Render every entry verbatim.

== Working data ==

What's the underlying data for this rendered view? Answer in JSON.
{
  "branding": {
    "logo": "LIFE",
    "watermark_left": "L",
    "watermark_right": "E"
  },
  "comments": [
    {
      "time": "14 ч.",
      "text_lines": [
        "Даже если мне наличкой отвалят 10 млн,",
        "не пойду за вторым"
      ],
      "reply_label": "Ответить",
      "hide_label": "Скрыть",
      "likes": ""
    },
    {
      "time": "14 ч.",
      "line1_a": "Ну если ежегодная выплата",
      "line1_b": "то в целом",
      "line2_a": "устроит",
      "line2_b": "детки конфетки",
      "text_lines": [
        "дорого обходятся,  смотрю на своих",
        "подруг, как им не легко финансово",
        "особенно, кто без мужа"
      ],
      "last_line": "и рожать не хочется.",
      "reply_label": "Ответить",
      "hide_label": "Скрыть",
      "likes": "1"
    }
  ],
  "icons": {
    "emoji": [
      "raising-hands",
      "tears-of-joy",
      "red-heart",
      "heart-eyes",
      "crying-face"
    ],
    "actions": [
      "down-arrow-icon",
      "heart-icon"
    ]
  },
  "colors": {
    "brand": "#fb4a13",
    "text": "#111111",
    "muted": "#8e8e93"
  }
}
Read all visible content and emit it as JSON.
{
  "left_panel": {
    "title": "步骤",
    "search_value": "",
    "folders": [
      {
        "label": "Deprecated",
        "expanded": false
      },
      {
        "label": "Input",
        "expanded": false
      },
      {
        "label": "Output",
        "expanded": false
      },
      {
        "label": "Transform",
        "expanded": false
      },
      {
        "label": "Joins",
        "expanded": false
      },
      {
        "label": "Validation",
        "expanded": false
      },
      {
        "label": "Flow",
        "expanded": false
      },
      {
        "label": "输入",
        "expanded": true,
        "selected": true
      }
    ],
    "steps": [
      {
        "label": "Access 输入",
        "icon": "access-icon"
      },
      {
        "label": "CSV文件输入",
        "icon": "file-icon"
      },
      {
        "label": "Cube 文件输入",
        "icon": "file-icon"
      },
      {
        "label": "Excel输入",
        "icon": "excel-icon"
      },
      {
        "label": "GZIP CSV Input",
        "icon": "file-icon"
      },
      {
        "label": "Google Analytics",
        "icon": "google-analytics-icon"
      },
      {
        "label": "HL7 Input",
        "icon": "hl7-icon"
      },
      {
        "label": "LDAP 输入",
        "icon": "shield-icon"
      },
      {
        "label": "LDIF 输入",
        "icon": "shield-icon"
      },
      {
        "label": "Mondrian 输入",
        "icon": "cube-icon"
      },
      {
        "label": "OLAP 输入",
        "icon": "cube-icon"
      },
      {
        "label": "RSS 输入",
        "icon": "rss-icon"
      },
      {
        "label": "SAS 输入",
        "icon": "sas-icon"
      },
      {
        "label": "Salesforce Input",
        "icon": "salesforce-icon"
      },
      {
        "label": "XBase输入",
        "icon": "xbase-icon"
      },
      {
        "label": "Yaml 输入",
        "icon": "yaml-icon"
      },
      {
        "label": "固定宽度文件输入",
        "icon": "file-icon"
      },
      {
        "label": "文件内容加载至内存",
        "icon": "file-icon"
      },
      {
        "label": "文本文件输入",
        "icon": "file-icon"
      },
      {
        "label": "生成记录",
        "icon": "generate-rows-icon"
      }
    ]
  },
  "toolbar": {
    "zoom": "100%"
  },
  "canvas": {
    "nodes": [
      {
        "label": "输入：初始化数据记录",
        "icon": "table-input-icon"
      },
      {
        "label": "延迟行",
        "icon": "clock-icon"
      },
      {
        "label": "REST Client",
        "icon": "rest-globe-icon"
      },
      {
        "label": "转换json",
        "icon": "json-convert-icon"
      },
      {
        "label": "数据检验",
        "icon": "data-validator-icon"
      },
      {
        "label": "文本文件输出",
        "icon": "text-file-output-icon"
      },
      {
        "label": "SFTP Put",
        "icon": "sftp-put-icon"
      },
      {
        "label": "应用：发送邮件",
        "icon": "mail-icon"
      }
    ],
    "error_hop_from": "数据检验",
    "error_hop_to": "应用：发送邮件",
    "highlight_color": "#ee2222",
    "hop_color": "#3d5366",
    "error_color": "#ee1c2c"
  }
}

===

◆ Exercise solution:
What's the underlying data for this rendered view? Answer in JSON.
{
  "branding": {
    "logo": "LIFE",
    "watermark_left": "L",
    "watermark_right": "E"
  },
  "comments": [
    {
      "time": "14 ч.",
      "text_lines": [
        "Даже если мне наличкой отвалят 10 млн,",
        "не пойду за вторым"
      ],
      "reply_label": "Ответить",
      "hide_label": "Скрыть",
      "likes": ""
    },
    {
      "time": "14 ч.",
      "line1_a": "Ну если ежегодная выплата",
      "line1_b": "то в целом",
      "line2_a": "устроит",
      "line2_b": "детки конфетки",
      "text_lines": [
        "дорого обходятся,  смотрю на своих",
        "подруг, как им не легко финансово",
        "особенно, кто без мужа"
      ],
      "last_line": "и рожать не хочется.",
      "reply_label": "Ответить",
      "hide_label": "Скрыть",
      "likes": "1"
    }
  ],
  "icons": {
    "emoji": [
      "raising-hands",
      "tears-of-joy",
      "red-heart",
      "heart-eyes",
      "crying-face"
    ],
    "actions": [
      "down-arrow-icon",
      "heart-icon"
    ]
  },
  "colors": {
    "brand": "#fb4a13",
    "text": "#111111",
    "muted": "#8e8e93"
  }
}
Read all visible content and emit it as JSON.
{
  "left_panel": {
    "title": "步骤",
    "search_value": "",
    "folders": [
      {
        "label": "Deprecated",
        "expanded": false
      },
      {
        "label": "Input",
        "expanded": false
      },
      {
        "label": "Output",
        "expanded": false
      },
      {
        "label": "Transform",
        "expanded": false
      },
      {
        "label": "Joins",
        "expanded": false
      },
      {
        "label": "Validation",
        "expanded": false
      },
      {
        "label": "Flow",
        "expanded": false
      },
      {
        "label": "输入",
        "expanded": true,
        "selected": true
      }
    ],
    "steps": [
      {
        "label": "Access 输入",
        "icon": "access-icon"
      },
      {
        "label": "CSV文件输入",
        "icon": "file-icon"
      },
      {
        "label": "Cube 文件输入",
        "icon": "file-icon"
      },
      {
        "label": "Excel输入",
        "icon": "excel-icon"
      },
      {
        "label": "GZIP CSV Input",
        "icon": "file-icon"
      },
      {
        "label": "Google Analytics",
        "icon": "google-analytics-icon"
      },
      {
        "label": "HL7 Input",
        "icon": "hl7-icon"
      },
      {
        "label": "LDAP 输入",
        "icon": "shield-icon"
      },
      {
        "label": "LDIF 输入",
        "icon": "shield-icon"
      },
      {
        "label": "Mondrian 输入",
        "icon": "cube-icon"
      },
      {
        "label": "OLAP 输入",
        "icon": "cube-icon"
      },
      {
        "label": "RSS 输入",
        "icon": "rss-icon"
      },
      {
        "label": "SAS 输入",
        "icon": "sas-icon"
      },
      {
        "label": "Salesforce Input",
        "icon": "salesforce-icon"
      },
      {
        "label": "XBase输入",
        "icon": "xbase-icon"
      },
      {
        "label": "Yaml 输入",
        "icon": "yaml-icon"
      },
      {
        "label": "固定宽度文件输入",
        "icon": "file-icon"
      },
      {
        "label": "文件内容加载至内存",
        "icon": "file-icon"
      },
      {
        "label": "文本文件输入",
        "icon": "file-icon"
      },
      {
        "label": "生成记录",
        "icon": "generate-rows-icon"
      }
    ]
  },
  "toolbar": {
    "zoom": "100%"
  },
  "canvas": {
    "nodes": [
      {
        "label": "输入：初始化数据记录",
        "icon": "table-input-icon"
      },
      {
        "label": "延迟行",
        "icon": "clock-icon"
      },
      {
        "label": "REST Client",
        "icon": "rest-globe-icon"
      },
      {
        "label": "转换json",
        "icon": "json-convert-icon"
      },
      {
        "label": "数据检验",
        "icon": "data-validator-icon"
      },
      {
        "label": "文本文件输出",
        "icon": "text-file-output-icon"
      },
      {
        "label": "SFTP Put",
        "icon": "sftp-put-icon"
      },
      {
        "label": "应用：发送邮件",
        "icon": "mail-icon"
      }
    ],
    "error_hop_from": "数据检验",
    "error_hop_to": "应用：发送邮件",
    "highlight_color": "#ee2222",
    "hop_color": "#3d5366",
    "error_color": "#ee1c2c"
  }
}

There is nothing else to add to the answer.